>>>

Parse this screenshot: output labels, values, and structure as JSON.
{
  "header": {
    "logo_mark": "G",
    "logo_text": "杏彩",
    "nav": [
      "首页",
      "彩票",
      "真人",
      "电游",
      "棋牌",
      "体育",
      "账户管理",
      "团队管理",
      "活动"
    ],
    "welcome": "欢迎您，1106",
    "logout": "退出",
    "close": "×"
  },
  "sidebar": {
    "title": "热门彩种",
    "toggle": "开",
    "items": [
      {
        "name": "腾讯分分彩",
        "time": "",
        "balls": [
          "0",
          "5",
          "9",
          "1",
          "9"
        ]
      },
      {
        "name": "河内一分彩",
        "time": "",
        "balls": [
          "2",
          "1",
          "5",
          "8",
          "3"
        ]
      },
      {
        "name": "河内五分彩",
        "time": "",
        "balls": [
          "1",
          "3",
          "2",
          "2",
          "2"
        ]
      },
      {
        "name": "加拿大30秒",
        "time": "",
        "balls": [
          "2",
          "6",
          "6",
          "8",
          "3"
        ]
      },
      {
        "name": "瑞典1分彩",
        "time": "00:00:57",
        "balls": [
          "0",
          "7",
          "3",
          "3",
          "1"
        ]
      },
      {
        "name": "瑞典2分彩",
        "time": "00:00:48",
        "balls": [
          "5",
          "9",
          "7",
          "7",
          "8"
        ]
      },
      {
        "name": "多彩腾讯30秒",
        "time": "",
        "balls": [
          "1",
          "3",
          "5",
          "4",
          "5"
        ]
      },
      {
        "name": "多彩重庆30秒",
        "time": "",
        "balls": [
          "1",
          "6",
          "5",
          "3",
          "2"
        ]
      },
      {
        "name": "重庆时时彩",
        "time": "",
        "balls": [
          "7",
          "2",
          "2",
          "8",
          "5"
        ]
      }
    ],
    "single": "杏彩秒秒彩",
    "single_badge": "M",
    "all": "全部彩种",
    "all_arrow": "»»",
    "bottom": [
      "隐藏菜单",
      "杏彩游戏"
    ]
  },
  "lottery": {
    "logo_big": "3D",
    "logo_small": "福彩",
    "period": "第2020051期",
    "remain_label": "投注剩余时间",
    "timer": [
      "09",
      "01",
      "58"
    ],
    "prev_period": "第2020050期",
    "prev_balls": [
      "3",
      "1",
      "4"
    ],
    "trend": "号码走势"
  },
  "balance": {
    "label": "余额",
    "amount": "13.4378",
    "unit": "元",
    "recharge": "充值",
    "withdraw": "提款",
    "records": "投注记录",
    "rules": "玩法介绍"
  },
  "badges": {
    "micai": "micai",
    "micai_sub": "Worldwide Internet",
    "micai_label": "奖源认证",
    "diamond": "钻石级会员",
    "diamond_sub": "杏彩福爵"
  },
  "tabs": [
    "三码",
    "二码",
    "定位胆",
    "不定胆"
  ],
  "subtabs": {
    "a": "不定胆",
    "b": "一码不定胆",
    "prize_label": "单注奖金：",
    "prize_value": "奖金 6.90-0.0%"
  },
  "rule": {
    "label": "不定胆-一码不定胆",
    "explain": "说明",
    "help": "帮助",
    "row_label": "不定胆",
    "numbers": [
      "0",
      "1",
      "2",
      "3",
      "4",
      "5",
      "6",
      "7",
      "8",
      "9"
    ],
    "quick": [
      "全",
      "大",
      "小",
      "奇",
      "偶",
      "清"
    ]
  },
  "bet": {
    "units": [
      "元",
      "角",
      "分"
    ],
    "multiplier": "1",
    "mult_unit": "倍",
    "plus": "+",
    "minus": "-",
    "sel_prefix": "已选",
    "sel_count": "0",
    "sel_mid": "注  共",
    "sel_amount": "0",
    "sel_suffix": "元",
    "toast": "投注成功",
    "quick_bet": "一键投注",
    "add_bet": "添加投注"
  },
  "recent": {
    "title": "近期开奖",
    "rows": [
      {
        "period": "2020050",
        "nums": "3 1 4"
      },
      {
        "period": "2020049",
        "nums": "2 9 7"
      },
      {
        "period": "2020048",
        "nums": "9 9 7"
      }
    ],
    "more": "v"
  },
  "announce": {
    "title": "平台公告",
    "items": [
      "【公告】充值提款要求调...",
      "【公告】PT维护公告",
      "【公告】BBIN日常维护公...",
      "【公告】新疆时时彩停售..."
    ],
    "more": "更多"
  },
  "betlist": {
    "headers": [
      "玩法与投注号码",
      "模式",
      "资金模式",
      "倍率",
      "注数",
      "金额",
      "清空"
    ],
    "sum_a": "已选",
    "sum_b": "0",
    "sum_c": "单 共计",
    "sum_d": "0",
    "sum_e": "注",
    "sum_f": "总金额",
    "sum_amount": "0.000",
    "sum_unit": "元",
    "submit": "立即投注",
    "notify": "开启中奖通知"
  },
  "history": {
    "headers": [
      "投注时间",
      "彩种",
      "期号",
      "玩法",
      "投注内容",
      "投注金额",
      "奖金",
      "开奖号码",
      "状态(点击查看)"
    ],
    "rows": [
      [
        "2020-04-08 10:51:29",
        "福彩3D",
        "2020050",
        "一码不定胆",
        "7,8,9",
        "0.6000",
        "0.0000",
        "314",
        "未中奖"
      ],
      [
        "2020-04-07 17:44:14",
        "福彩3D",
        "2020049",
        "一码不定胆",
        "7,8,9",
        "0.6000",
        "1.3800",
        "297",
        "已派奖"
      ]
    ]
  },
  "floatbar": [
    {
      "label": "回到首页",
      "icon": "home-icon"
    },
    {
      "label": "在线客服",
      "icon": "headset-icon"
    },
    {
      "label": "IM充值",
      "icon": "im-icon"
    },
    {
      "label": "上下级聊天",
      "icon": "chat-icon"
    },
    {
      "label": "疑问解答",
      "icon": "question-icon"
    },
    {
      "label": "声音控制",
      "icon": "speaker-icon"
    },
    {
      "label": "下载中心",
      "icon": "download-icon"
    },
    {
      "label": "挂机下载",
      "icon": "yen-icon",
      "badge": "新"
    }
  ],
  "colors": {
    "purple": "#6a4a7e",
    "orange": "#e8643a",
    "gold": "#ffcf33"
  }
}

<<<

▶ **Given problem**:
Please reproduce each record precisely as written.

▶ **Answer to this exercise**:
Parse this screenshot: output labels, values, and structure as JSON.
{
  "header": {
    "logo_mark": "G",
    "logo_text": "杏彩",
    "nav": [
      "首页",
      "彩票",
      "真人",
      "电游",
      "棋牌",
      "体育",
      "账户管理",
      "团队管理",
      "活动"
    ],
    "welcome": "欢迎您，1106",
    "logout": "退出",
    "close": "×"
  },
  "sidebar": {
    "title": "热门彩种",
    "toggle": "开",
    "items": [
      {
        "name": "腾讯分分彩",
        "time": "",
        "balls": [
          "0",
          "5",
          "9",
          "1",
          "9"
        ]
      },
      {
        "name": "河内一分彩",
        "time": "",
        "balls": [
          "2",
          "1",
          "5",
          "8",
          "3"
        ]
      },
      {
        "name": "河内五分彩",
        "time": "",
        "balls": [
          "1",
          "3",
          "2",
          "2",
          "2"
        ]
      },
      {
        "name": "加拿大30秒",
        "time": "",
        "balls": [
          "2",
          "6",
          "6",
          "8",
          "3"
        ]
      },
      {
        "name": "瑞典1分彩",
        "time": "00:00:57",
        "balls": [
          "0",
          "7",
          "3",
          "3",
          "1"
        ]
      },
      {
        "name": "瑞典2分彩",
        "time": "00:00:48",
        "balls": [
          "5",
          "9",
          "7",
          "7",
          "8"
        ]
      },
      {
        "name": "多彩腾讯30秒",
        "time": "",
        "balls": [
          "1",
          "3",
          "5",
          "4",
          "5"
        ]
      },
      {
        "name": "多彩重庆30秒",
        "time": "",
        "balls": [
          "1",
          "6",
          "5",
          "3",
          "2"
        ]
      },
      {
        "name": "重庆时时彩",
        "time": "",
        "balls": [
          "7",
          "2",
          "2",
          "8",
          "5"
        ]
      }
    ],
    "single": "杏彩秒秒彩",
    "single_badge": "M",
    "all": "全部彩种",
    "all_arrow": "»»",
    "bottom": [
      "隐藏菜单",
      "杏彩游戏"
    ]
  },
  "lottery": {
    "logo_big": "3D",
    "logo_small": "福彩",
    "period": "第2020051期",
    "remain_label": "投注剩余时间",
    "timer": [
      "09",
      "01",
      "58"
    ],
    "prev_period": "第2020050期",
    "prev_balls": [
      "3",
      "1",
      "4"
    ],
    "trend": "号码走势"
  },
  "balance": {
    "label": "余额",
    "amount": "13.4378",
    "unit": "元",
    "recharge": "充值",
    "withdraw": "提款",
    "records": "投注记录",
    "rules": "玩法介绍"
  },
  "badges": {
    "micai": "micai",
    "micai_sub": "Worldwide Internet",
    "micai_label": "奖源认证",
    "diamond": "钻石级会员",
    "diamond_sub": "杏彩福爵"
  },
  "tabs": [
    "三码",
    "二码",
    "定位胆",
    "不定胆"
  ],
  "subtabs": {
    "a": "不定胆",
    "b": "一码不定胆",
    "prize_label": "单注奖金：",
    "prize_value": "奖金 6.90-0.0%"
  },
  "rule": {
    "label": "不定胆-一码不定胆",
    "explain": "说明",
    "help": "帮助",
    "row_label": "不定胆",
    "numbers": [
      "0",
      "1",
      "2",
      "3",
      "4",
      "5",
      "6",
      "7",
      "8",
      "9"
    ],
    "quick": [
      "全",
      "大",
      "小",
      "奇",
      "偶",
      "清"
    ]
  },
  "bet": {
    "units": [
      "元",
      "角",
      "分"
    ],
    "multiplier": "1",
    "mult_unit": "倍",
    "plus": "+",
    "minus": "-",
    "sel_prefix": "已选",
    "sel_count": "0",
    "sel_mid": "注  共",
    "sel_amount": "0",
    "sel_suffix": "元",
    "toast": "投注成功",
    "quick_bet": "一键投注",
    "add_bet": "添加投注"
  },
  "recent": {
    "title": "近期开奖",
    "rows": [
      {
        "period": "2020050",
        "nums": "3 1 4"
      },
      {
        "period": "2020049",
        "nums": "2 9 7"
      },
      {
        "period": "2020048",
        "nums": "9 9 7"
      }
    ],
    "more": "v"
  },
  "announce": {
    "title": "平台公告",
    "items": [
      "【公告】充值提款要求调...",
      "【公告】PT维护公告",
      "【公告】BBIN日常维护公...",
      "【公告】新疆时时彩停售..."
    ],
    "more": "更多"
  },
  "betlist": {
    "headers": [
      "玩法与投注号码",
      "模式",
      "资金模式",
      "倍率",
      "注数",
      "金额",
      "清空"
    ],
    "sum_a": "已选",
    "sum_b": "0",
    "sum_c": "单 共计",
    "sum_d": "0",
    "sum_e": "注",
    "sum_f": "总金额",
    "sum_amount": "0.000",
    "sum_unit": "元",
    "submit": "立即投注",
    "notify": "开启中奖通知"
  },
  "history": {
    "headers": [
      "投注时间",
      "彩种",
      "期号",
      "玩法",
      "投注内容",
      "投注金额",
      "奖金",
      "开奖号码",
      "状态(点击查看)"
    ],
    "rows": [
      [
        "2020-04-08 10:51:29",
        "福彩3D",
        "2020050",
        "一码不定胆",
        "7,8,9",
        "0.6000",
        "0.0000",
        "314",
        "未中奖"
      ],
      [
        "2020-04-07 17:44:14",
        "福彩3D",
        "2020049",
        "一码不定胆",
        "7,8,9",
        "0.6000",
        "1.3800",
        "297",
        "已派奖"
      ]
    ]
  },
  "floatbar": [
    {
      "label": "回到首页",
      "icon": "home-icon"
    },
    {
      "label": "在线客服",
      "icon": "headset-icon"
    },
    {
      "label": "IM充值",
      "icon": "im-icon"
    },
    {
      "label": "上下级聊天",
      "icon": "chat-icon"
    },
    {
      "label": "疑问解答",
      "icon": "question-icon"
    },
    {
      "label": "声音控制",
      "icon": "speaker-icon"
    },
    {
      "label": "下载中心",
      "icon": "download-icon"
    },
    {
      "label": "挂机下载",
      "icon": "yen-icon",
      "badge": "新"
    }
  ],
  "colors": {
    "purple": "#6a4a7e",
    "orange": "#e8643a",
    "gold": "#ffcf33"
  }
}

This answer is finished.